Work to be completed = Where does the string "drawing" appear? Copy every line of the entries below that holds it.

The data =
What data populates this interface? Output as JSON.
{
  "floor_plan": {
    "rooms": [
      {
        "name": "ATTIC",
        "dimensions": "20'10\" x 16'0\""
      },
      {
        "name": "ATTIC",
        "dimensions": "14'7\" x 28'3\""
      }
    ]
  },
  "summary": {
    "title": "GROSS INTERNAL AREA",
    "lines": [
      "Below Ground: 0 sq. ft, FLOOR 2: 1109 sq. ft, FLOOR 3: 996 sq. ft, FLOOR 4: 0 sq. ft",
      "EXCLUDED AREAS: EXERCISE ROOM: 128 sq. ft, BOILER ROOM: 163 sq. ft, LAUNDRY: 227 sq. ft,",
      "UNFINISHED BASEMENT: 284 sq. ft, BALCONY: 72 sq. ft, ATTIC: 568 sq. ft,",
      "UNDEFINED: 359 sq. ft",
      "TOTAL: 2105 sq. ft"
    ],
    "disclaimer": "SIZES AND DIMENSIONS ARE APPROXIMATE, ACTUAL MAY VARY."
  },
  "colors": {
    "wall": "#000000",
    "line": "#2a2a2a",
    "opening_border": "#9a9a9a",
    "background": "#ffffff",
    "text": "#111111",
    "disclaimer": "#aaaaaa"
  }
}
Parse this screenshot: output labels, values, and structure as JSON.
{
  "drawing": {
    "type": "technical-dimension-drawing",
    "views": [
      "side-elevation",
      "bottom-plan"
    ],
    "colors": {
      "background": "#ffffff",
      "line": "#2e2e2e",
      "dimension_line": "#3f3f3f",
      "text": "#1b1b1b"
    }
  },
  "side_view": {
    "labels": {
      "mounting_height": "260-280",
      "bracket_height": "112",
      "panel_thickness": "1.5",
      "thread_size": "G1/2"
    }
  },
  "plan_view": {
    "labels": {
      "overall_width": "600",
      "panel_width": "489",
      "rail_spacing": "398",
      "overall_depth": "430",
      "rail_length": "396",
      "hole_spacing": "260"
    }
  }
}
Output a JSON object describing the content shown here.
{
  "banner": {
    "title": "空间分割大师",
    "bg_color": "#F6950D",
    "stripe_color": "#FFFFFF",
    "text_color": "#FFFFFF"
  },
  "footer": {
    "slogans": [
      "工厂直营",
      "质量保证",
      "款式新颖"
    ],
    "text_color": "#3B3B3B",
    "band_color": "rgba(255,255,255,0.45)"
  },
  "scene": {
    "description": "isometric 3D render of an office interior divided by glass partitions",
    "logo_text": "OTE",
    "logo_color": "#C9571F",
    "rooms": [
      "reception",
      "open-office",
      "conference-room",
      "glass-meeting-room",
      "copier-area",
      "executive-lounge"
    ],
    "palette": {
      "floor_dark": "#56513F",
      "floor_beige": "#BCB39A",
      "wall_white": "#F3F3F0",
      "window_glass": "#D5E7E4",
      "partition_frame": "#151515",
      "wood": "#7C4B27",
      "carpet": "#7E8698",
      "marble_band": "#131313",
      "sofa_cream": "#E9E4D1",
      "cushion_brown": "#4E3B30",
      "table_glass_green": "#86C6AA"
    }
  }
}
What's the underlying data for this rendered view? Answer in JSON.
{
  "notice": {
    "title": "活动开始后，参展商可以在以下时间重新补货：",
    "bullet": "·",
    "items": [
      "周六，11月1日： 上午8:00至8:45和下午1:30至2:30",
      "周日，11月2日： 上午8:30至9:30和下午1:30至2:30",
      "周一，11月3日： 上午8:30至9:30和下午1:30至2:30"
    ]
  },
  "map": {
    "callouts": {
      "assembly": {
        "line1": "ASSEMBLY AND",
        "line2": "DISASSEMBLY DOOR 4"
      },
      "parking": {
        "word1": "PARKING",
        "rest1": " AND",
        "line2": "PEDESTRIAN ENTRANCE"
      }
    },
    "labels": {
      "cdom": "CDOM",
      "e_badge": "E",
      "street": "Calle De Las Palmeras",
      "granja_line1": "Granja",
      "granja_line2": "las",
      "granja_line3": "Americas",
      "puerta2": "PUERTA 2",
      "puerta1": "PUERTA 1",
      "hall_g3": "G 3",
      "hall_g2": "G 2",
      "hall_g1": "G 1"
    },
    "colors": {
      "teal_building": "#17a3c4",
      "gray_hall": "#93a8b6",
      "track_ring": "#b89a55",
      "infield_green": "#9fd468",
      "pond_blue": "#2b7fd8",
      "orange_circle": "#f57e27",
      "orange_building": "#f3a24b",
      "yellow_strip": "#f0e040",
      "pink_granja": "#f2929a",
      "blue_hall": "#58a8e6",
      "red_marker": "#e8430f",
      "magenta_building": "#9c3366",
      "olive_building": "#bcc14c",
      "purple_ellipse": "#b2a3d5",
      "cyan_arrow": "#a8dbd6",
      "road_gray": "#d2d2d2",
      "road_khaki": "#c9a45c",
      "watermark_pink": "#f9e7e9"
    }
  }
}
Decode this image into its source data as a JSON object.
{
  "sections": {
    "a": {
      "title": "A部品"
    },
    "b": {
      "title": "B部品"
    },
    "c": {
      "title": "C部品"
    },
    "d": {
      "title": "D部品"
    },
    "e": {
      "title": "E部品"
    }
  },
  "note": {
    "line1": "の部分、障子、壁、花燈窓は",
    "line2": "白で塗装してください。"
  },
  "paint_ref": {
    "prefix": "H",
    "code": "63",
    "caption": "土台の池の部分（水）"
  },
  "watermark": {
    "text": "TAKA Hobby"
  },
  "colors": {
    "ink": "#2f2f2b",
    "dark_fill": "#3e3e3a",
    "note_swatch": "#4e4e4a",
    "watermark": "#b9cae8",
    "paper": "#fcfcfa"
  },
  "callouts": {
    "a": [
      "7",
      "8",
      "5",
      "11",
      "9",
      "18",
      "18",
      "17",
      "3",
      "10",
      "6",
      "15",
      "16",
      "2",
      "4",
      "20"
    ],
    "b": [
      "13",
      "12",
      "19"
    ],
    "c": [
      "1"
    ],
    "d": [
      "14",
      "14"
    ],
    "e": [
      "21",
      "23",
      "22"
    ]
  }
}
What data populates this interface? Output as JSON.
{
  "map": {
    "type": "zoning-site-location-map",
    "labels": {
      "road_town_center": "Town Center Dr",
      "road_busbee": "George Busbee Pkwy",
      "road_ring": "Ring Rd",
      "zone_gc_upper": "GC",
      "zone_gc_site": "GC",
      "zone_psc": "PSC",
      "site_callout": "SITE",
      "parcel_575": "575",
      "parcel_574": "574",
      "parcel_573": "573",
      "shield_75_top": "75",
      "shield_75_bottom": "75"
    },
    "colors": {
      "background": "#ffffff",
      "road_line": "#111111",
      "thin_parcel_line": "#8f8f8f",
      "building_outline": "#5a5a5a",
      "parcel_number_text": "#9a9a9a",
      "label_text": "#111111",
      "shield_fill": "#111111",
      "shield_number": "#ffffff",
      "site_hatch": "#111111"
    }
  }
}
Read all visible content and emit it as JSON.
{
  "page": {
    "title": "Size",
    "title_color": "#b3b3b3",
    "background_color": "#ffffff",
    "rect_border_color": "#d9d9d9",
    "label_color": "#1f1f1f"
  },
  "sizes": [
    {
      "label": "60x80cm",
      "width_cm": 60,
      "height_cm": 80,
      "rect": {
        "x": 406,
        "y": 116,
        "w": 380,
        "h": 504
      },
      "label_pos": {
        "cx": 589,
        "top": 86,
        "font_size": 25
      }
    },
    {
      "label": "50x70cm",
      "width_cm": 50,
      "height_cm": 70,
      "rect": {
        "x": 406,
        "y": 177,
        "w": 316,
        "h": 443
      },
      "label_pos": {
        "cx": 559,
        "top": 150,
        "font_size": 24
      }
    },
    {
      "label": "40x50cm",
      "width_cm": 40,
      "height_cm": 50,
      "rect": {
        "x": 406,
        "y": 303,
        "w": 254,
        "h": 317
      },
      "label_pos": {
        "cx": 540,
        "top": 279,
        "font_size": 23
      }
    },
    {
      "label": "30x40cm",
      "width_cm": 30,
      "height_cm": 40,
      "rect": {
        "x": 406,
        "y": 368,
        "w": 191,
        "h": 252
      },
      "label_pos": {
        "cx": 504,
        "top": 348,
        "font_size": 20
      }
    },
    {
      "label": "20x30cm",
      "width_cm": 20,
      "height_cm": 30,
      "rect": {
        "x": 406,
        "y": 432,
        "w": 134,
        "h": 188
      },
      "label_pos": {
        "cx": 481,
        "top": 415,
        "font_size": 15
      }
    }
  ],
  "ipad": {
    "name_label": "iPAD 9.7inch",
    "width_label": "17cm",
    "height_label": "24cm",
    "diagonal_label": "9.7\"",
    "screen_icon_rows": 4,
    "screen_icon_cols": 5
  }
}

Expected answer =
  "drawing": {
    "type": "technical-dimension-drawing",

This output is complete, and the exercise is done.